*** Opening Information ***

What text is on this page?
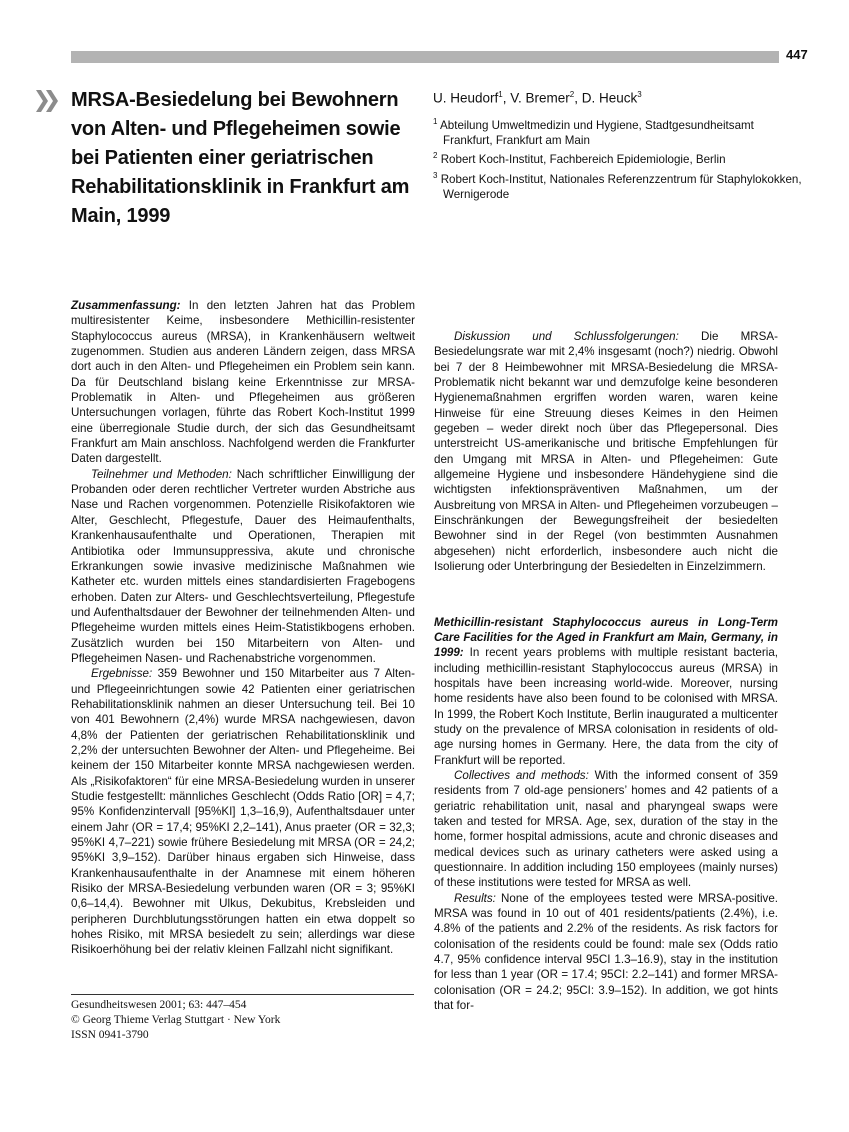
447
MRSA-Besiedelung bei Bewohnern von Alten- und Pflegeheimen sowie bei Patienten einer geriatrischen Rehabilitationsklinik in Frankfurt am Main, 1999

U. Heudorf$^1$, V. Bremer$^2$, D. Heuck$^3$

$^1$ Abteilung Umweltmedizin und Hygiene, Stadtgesundheitsamt Frankfurt, Frankfurt am Main

$^2$ Robert Koch-Institut, Fachbereich Epidemiologie, Berlin

$^3$ Robert Koch-Institut, Nationales Referenzzentrum für Staphylokokken, Wernigerode

Zusammenfassung: In den letzten Jahren hat das Problem multiresistenter Keime, insbesondere Methicillin-resistenter Staphylococcus aureus (MRSA), in Krankenhäusern weltweit zugenommen. Studien aus anderen Ländern zeigen, dass MRSA dort auch in den Alten- und Pflegeheimen ein Problem sein kann. Da für Deutschland bislang keine Erkenntnisse zur MRSA-Problematik in Alten- und Pflegeheimen aus größeren Untersuchungen vorlagen, führte das Robert Koch-Institut 1999 eine überregionale Studie durch, der sich das Gesundheitsamt Frankfurt am Main anschloss. Nachfolgend werden die Frankfurter Daten dargestellt.

Teilnehmer und Methoden: Nach schriftlicher Einwilligung der Probanden oder deren rechtlicher Vertreter wurden Abstriche aus Nase und Rachen vorgenommen. Potenzielle Risikofaktoren wie Alter, Geschlecht, Pflegestufe, Dauer des Heimaufenthalts, Krankenhausaufenthalte und Operationen, Therapien mit Antibiotika oder Immunsuppressiva, akute und chronische Erkrankungen sowie invasive medizinische Maßnahmen wie Katheter etc. wurden mittels eines standardisierten Fragebogens erhoben. Daten zur Alters- und Geschlechtsverteilung, Pflegestufe und Aufenthaltsdauer der Bewohner der teilnehmenden Alten- und Pflegeheime wurden mittels eines Heim-Statistikbogens erhoben. Zusätzlich wurden bei 150 Mitarbeitern von Alten- und Pflegeheimen Nasen- und Rachenabstriche vorgenommen.

Ergebnisse: 359 Bewohner und 150 Mitarbeiter aus 7 Alten- und Pflegeeinrichtungen sowie 42 Patienten einer geriatrischen Rehabilitationsklinik nahmen an dieser Untersuchung teil. Bei 10 von 401 Bewohnern (2,4%) wurde MRSA nachgewiesen, davon 4,8% der Patienten der geriatrischen Rehabilitationsklinik und 2,2% der untersuchten Bewohner der Alten- und Pflegeheime. Bei keinem der 150 Mitarbeiter konnte MRSA nachgewiesen werden. Als „Risikofaktoren“ für eine MRSA-Besiedelung wurden in unserer Studie festgestellt: männliches Geschlecht (Odds Ratio [OR] = 4,7; 95% Konfidenzintervall [95%KI] 1,3–16,9), Aufenthaltsdauer unter einem Jahr (OR = 17,4; 95%KI 2,2–141), Anus praeter (OR = 32,3; 95%KI 4,7–221) sowie frühere Besiedelung mit MRSA (OR = 24,2; 95%KI 3,9–152). Darüber hinaus ergaben sich Hinweise, dass Krankenhausaufenthalte in der Anamnese mit einem höheren Risiko der MRSA-Besiedelung verbunden waren (OR = 3; 95%KI 0,6–14,4). Bewohner mit Ulkus, Dekubitus, Krebsleiden und peripheren Durchblutungsstörungen hatten ein etwa doppelt so hohes Risiko, mit MRSA besiedelt zu sein; allerdings war diese Risikoerhöhung bei der relativ kleinen Fallzahl nicht signifikant.

Diskussion und Schlussfolgerungen: Die MRSA-Besiedelungsrate war mit 2,4% insgesamt (noch?) niedrig. Obwohl bei 7 der 8 Heimbewohner mit MRSA-Besiedelung die MRSA-Problematik nicht bekannt war und demzufolge keine besonderen Hygienemaßnahmen ergriffen worden waren, waren keine Hinweise für eine Streuung dieses Keimes in den Heimen gegeben – weder direkt noch über das Pflegepersonal. Dies unterstreicht US-amerikanische und britische Empfehlungen für den Umgang mit MRSA in Alten- und Pflegeheimen: Gute allgemeine Hygiene und insbesondere Händehygiene sind die wichtigsten infektionspräventiven Maßnahmen, um der Ausbreitung von MRSA in Alten- und Pflegeheimen vorzubeugen – Einschränkungen der Bewegungsfreiheit der besiedelten Bewohner sind in der Regel (von bestimmten Ausnahmen abgesehen) nicht erforderlich, insbesondere auch nicht die Isolierung oder Unterbringung der Besiedelten in Einzelzimmern.

Methicillin-resistant Staphylococcus aureus in Long-Term Care Facilities for the Aged in Frankfurt am Main, Germany, in 1999: In recent years problems with multiple resistant bacteria, including methicillin-resistant Staphylococcus aureus (MRSA) in hospitals have been increasing world-wide. Moreover, nursing home residents have also been found to be colonised with MRSA. In 1999, the Robert Koch Institute, Berlin inaugurated a multicenter study on the prevalence of MRSA colonisation in residents of old-age nursing homes in Germany. Here, the data from the city of Frankfurt will be reported.

Collectives and methods: With the informed consent of 359 residents from 7 old-age pensioners’ homes and 42 patients of a geriatric rehabilitation unit, nasal and pharyngeal swaps were taken and tested for MRSA. Age, sex, duration of the stay in the home, former hospital admissions, acute and chronic diseases and medical devices such as urinary catheters were asked using a questionnaire. In addition including 150 employees (mainly nurses) of these institutions were tested for MRSA as well.

Results: None of the employees tested were MRSA-positive. MRSA was found in 10 out of 401 residents/patients (2.4%), i.e. 4.8% of the patients and 2.2% of the residents. As risk factors for colonisation of the residents could be found: male sex (Odds ratio 4.7, 95% confidence interval 95CI 1.3–16.9), stay in the institution for less than 1 year (OR = 17.4; 95CI: 2.2–141) and former MRSA-colonisation (OR = 24.2; 95CI: 3.9–152). In addition, we got hints that for-

Gesundheitswesen 2001; 63: 447–454
© Georg Thieme Verlag Stuttgart · New York
ISSN 0941-3790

*** Closing Information ***

**Task description**
Working through the records, copy each line in which the word "tested" appears.

**Response for this exercise**
Collectives and methods: With the informed consent of 359 residents from 7 old-age pensioners’ homes and 42 patients of a geriatric rehabilitation unit, nasal and pharyngeal swaps were taken and tested for MRSA. Age, sex, duration of the stay in the home, former hospital admissions, acute and chronic diseases and medical devices such as urinary catheters were asked using a questionnaire. In addition including 150 employees (mainly nurses) of these institutions were tested for MRSA as well.
Results: None of the employees tested were MRSA-positive. MRSA was found in 10 out of 401 residents/patients (2.4%), i.e. 4.8% of the patients and 2.2% of the residents. As risk factors for colonisation of the residents could be found: male sex (Odds ratio 4.7, 95% confidence interval 95CI 1.3–16.9), stay in the institution for less than 1 year (OR = 17.4; 95CI: 2.2–141) and former MRSA-colonisation (OR = 24.2; 95CI: 3.9–152). In addition, we got hints that for-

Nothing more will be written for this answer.